• _Provided passage_
Analogy #1 – Filling Seats
Let’s start with what a sales team would call a termination. It doesn’t matter whether it is voluntary or involuntary, when it occurs, the salesperson must be replaced.
In baseball, whether a player is injured, traded, released, or leaves via free agency, he must be replaced. There are three options:
If the team chooses to replace him organically, they call up a major league-ready player from their top minor league (AAA) team and voila – he is replaced.
If they trade for a replacement, they determine who they want and what it will take in both major league and minor league talent to acquire him. They might negotiate over the specific players and when they agree, a deal gets done and they have their replacement.

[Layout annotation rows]
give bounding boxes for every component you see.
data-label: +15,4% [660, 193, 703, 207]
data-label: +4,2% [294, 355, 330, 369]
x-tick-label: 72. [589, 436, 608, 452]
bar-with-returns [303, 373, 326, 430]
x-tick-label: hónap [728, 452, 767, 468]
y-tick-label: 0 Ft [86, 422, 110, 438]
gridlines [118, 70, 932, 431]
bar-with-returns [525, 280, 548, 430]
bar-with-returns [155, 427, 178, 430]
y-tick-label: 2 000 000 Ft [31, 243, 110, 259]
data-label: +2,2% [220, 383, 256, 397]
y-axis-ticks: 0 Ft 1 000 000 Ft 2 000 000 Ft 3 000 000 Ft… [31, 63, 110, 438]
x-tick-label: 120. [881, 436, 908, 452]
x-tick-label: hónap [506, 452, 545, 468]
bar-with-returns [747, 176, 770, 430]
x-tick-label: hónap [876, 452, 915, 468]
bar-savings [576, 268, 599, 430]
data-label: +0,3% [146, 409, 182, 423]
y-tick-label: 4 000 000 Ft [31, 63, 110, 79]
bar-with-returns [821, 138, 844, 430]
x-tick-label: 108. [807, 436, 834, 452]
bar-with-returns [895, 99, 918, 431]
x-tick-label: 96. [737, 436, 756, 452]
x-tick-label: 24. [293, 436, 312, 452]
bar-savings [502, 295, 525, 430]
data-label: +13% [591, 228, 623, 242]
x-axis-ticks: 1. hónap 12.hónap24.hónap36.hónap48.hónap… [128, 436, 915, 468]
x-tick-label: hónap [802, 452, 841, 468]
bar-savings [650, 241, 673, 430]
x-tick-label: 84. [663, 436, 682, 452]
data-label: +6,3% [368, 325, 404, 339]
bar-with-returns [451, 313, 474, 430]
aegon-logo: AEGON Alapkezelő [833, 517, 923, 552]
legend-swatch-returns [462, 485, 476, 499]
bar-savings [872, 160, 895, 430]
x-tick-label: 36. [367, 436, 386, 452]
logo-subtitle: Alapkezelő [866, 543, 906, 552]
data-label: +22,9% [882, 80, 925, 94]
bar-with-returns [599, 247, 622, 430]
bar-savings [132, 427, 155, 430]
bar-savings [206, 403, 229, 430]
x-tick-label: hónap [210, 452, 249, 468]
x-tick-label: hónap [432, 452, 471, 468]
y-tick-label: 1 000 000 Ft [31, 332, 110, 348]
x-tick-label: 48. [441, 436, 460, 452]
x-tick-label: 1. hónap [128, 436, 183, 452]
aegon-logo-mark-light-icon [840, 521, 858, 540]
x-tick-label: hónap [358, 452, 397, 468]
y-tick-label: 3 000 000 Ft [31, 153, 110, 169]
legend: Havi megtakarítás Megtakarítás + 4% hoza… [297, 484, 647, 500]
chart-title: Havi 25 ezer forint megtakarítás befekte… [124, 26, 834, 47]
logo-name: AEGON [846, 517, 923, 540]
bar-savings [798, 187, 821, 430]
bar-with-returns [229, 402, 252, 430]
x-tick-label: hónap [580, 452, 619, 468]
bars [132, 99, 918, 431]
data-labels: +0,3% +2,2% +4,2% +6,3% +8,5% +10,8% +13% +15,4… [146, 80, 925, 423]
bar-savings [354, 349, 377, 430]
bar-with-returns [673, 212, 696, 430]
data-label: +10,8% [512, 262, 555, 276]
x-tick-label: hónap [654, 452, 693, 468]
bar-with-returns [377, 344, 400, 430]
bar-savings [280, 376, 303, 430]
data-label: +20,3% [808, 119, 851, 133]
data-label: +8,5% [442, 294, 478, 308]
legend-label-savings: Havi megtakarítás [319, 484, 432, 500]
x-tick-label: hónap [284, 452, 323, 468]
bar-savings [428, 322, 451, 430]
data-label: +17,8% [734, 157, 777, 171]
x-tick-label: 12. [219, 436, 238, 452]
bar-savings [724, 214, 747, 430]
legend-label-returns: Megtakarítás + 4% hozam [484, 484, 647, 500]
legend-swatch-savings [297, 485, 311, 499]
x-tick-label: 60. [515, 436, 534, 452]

• _Requirements_
A: In the text about filling seats, what does a baseball team do when it chooses to replace a player organically?
B: Copy the rows word for word, from the first one up to and including the row containing "legend: Havi megtakarítás".

• _Responses for each task_
A: It calls up a major league-ready player from its top minor league (AAA) team.

B:
give bounding boxes for every component you see.
data-label: +15,4% [660, 193, 703, 207]
data-label: +4,2% [294, 355, 330, 369]
x-tick-label: 72. [589, 436, 608, 452]
bar-with-returns [303, 373, 326, 430]
x-tick-label: hónap [728, 452, 767, 468]
y-tick-label: 0 Ft [86, 422, 110, 438]
gridlines [118, 70, 932, 431]
bar-with-returns [525, 280, 548, 430]
bar-with-returns [155, 427, 178, 430]
y-tick-label: 2 000 000 Ft [31, 243, 110, 259]
data-label: +2,2% [220, 383, 256, 397]
y-axis-ticks: 0 Ft 1 000 000 Ft 2 000 000 Ft 3 000 000 Ft… [31, 63, 110, 438]
x-tick-label: 120. [881, 436, 908, 452]
x-tick-label: hónap [506, 452, 545, 468]
bar-with-returns [747, 176, 770, 430]
x-tick-label: hónap [876, 452, 915, 468]
bar-savings [576, 268, 599, 430]
data-label: +0,3% [146, 409, 182, 423]
y-tick-label: 4 000 000 Ft [31, 63, 110, 79]
bar-with-returns [821, 138, 844, 430]
x-tick-label: 108. [807, 436, 834, 452]
bar-with-returns [895, 99, 918, 431]
x-tick-label: 96. [737, 436, 756, 452]
x-tick-label: 24. [293, 436, 312, 452]
bar-savings [502, 295, 525, 430]
data-label: +13% [591, 228, 623, 242]
x-axis-ticks: 1. hónap 12.hónap24.hónap36.hónap48.hónap… [128, 436, 915, 468]
x-tick-label: hónap [802, 452, 841, 468]
bar-savings [650, 241, 673, 430]
x-tick-label: 84. [663, 436, 682, 452]
data-label: +6,3% [368, 325, 404, 339]
bar-with-returns [451, 313, 474, 430]
aegon-logo: AEGON Alapkezelő [833, 517, 923, 552]
legend-swatch-returns [462, 485, 476, 499]
bar-savings [872, 160, 895, 430]
x-tick-label: 36. [367, 436, 386, 452]
logo-subtitle: Alapkezelő [866, 543, 906, 552]
data-label: +22,9% [882, 80, 925, 94]
bar-with-returns [599, 247, 622, 430]
bar-savings [132, 427, 155, 430]
bar-savings [206, 403, 229, 430]
x-tick-label: hónap [210, 452, 249, 468]
x-tick-label: hónap [432, 452, 471, 468]
y-tick-label: 1 000 000 Ft [31, 332, 110, 348]
x-tick-label: 48. [441, 436, 460, 452]
x-tick-label: 1. hónap [128, 436, 183, 452]
aegon-logo-mark-light-icon [840, 521, 858, 540]
x-tick-label: hónap [358, 452, 397, 468]
y-tick-label: 3 000 000 Ft [31, 153, 110, 169]
legend: Havi megtakarítás Megtakarítás + 4% hoza… [297, 484, 647, 500]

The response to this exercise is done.